━━━ Records shown ━━━
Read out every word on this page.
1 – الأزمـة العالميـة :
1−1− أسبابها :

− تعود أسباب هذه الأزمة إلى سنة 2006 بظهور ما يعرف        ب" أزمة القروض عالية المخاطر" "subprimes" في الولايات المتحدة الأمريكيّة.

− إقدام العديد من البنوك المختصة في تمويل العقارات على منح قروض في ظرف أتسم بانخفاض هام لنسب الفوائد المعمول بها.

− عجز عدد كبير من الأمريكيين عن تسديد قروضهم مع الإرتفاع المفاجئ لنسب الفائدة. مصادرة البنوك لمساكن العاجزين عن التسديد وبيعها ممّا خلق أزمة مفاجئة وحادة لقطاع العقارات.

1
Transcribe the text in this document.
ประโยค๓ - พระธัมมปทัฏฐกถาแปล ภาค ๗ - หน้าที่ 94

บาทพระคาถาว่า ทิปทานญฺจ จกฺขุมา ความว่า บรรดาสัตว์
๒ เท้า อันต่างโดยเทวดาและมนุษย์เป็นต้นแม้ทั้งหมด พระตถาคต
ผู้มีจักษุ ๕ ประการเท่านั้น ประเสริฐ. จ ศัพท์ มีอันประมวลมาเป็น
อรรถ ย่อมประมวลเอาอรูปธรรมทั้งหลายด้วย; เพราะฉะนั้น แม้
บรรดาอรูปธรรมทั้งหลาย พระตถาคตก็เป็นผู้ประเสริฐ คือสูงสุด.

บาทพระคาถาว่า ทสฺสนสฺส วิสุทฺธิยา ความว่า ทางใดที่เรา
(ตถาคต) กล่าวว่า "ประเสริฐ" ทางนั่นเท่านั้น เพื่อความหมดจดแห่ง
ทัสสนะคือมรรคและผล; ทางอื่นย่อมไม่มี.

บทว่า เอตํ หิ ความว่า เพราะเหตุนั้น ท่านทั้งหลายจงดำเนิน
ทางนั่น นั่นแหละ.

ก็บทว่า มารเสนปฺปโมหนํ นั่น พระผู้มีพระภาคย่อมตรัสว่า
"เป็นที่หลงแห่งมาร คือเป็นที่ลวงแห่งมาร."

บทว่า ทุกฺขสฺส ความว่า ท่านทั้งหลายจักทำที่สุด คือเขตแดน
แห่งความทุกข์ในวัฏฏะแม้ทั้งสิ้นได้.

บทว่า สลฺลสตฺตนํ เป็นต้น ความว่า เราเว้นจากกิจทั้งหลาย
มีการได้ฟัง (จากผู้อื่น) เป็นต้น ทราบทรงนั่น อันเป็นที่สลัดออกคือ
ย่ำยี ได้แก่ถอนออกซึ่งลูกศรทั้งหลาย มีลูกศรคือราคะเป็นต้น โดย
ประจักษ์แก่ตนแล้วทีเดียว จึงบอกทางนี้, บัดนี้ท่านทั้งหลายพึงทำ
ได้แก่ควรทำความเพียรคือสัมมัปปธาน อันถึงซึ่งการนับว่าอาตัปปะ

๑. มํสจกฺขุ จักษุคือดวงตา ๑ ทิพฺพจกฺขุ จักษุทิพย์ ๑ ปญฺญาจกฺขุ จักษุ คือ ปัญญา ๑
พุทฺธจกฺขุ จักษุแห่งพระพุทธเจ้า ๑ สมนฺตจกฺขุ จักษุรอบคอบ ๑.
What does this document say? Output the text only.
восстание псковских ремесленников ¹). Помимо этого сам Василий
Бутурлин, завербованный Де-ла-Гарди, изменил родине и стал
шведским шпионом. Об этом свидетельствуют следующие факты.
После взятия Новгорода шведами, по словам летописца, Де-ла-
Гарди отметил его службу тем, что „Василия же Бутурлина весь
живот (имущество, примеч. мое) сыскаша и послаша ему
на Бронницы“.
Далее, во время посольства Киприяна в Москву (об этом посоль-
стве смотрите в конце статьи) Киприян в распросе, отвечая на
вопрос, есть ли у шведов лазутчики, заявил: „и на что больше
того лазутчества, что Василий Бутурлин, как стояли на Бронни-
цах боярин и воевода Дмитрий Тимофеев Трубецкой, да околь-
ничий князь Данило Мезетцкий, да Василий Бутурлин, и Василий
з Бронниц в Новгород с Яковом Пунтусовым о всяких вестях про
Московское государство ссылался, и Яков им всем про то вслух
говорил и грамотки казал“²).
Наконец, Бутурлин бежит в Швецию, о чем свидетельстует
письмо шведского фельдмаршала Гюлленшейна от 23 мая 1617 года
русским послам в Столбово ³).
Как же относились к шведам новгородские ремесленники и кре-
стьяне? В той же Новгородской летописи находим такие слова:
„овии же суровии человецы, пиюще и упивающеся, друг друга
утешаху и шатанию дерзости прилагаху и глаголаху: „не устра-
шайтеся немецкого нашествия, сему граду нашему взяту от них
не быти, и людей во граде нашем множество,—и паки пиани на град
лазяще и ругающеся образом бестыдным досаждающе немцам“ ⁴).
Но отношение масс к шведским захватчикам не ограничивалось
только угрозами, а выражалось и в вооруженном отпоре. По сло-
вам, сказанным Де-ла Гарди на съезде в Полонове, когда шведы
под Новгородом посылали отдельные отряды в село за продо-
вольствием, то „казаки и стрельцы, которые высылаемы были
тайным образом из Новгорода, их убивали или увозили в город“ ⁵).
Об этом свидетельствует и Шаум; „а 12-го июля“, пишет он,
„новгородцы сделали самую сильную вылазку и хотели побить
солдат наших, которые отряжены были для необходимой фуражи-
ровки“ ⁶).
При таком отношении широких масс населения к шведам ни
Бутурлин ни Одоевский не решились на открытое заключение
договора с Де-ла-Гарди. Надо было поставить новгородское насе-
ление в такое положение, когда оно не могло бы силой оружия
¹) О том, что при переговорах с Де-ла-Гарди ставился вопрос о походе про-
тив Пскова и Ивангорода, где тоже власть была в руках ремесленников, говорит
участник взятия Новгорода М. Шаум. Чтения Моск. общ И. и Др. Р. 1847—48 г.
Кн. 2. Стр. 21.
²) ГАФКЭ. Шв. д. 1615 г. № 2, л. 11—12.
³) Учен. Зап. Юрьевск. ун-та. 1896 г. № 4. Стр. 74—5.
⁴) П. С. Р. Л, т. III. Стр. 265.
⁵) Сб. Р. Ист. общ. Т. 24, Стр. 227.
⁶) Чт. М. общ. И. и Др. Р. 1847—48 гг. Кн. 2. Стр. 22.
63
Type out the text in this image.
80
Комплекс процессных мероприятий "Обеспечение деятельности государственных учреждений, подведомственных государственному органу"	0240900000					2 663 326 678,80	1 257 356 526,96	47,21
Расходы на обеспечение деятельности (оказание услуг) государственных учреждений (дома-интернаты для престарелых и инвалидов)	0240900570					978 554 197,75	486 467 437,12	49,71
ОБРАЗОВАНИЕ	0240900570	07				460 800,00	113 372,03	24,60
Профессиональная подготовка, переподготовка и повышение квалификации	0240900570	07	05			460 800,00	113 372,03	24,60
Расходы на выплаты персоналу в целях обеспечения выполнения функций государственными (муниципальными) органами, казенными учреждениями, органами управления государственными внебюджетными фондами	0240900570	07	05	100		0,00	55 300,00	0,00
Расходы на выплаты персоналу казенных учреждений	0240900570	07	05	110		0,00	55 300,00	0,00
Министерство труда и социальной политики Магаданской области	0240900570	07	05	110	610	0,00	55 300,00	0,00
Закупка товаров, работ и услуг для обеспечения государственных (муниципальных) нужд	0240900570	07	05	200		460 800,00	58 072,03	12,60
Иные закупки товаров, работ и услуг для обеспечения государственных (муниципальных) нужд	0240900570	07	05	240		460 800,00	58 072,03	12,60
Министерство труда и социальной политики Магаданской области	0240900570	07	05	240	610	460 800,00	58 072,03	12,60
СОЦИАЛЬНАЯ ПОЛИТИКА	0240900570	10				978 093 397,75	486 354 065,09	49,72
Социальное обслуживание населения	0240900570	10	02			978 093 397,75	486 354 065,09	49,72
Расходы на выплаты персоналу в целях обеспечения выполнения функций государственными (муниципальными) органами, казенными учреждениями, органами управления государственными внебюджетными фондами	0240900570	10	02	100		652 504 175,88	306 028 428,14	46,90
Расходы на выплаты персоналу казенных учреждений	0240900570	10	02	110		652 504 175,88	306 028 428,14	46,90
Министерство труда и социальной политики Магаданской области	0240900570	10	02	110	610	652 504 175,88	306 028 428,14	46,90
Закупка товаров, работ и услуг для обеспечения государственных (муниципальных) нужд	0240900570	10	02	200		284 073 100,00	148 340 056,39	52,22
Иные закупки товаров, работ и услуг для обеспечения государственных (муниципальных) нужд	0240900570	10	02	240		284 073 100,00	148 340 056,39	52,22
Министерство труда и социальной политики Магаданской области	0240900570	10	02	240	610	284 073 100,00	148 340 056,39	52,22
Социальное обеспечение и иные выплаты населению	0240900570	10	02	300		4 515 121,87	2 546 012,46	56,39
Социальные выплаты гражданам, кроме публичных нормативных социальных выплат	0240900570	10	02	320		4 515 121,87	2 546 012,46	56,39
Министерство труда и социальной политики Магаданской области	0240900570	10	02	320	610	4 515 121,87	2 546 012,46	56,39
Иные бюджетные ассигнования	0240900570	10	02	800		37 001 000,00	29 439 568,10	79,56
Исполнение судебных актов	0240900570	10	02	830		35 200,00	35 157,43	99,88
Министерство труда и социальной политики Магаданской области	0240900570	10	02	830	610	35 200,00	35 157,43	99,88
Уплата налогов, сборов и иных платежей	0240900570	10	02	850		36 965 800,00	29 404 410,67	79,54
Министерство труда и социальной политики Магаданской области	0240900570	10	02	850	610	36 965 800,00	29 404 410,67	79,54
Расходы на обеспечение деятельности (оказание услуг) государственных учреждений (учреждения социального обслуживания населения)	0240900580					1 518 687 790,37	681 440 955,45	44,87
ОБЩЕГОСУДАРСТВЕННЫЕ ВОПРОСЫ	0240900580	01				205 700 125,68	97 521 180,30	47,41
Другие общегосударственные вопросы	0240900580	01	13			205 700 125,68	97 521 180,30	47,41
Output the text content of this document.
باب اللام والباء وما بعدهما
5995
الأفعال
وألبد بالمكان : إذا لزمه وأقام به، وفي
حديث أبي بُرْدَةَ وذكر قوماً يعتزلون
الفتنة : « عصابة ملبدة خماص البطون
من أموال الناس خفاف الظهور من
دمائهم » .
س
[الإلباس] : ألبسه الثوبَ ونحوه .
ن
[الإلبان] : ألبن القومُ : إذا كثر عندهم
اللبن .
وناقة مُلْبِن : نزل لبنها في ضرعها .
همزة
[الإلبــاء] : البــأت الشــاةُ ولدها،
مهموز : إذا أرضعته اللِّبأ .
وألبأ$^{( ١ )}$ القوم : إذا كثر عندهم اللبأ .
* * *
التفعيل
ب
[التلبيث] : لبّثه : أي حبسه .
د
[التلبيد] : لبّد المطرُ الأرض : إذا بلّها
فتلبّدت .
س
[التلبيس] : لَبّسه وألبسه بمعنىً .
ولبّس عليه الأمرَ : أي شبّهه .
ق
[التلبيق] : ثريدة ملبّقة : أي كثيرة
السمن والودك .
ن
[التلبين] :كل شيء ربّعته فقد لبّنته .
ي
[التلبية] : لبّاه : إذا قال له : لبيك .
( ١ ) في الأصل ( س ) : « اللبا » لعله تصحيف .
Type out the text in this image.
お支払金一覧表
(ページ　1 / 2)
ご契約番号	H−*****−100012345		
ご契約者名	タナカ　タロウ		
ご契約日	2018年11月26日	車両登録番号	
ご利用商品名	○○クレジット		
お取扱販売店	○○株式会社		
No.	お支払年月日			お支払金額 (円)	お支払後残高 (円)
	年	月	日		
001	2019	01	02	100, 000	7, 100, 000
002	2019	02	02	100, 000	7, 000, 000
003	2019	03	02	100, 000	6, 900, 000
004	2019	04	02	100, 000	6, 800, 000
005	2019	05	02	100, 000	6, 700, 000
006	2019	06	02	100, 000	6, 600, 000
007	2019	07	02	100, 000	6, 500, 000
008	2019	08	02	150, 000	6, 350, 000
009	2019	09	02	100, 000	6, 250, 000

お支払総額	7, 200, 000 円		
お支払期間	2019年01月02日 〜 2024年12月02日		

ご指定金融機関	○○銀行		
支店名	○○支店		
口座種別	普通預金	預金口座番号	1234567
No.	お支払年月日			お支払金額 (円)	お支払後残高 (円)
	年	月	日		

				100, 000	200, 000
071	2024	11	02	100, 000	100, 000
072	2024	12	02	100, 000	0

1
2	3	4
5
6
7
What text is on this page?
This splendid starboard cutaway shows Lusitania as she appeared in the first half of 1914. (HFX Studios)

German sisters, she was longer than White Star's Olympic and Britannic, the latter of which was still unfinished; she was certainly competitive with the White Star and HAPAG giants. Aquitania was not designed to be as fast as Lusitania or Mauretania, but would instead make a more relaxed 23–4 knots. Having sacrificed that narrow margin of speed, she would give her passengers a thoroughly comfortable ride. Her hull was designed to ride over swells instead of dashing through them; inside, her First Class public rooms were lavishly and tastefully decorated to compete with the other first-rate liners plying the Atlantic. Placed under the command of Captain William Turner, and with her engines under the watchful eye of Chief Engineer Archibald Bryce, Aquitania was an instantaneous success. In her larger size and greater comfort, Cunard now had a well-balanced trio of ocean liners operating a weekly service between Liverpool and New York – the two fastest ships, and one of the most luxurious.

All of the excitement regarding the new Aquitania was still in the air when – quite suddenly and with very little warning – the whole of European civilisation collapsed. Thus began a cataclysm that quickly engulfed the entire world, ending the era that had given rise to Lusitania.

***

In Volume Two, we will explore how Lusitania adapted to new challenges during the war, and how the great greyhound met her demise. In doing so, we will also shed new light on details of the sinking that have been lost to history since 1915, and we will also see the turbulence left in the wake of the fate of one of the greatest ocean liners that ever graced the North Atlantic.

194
━━━
What is asked:
Check each line of the records for the word "Шаум", and show the lines that contain it.

Solution to the problem:
Об этом свидетельствует и Шаум; „а 12-го июля“, пишет он,
участник взятия Новгорода М. Шаум. Чтения Моск. общ И. и Др. Р. 1847—48 г.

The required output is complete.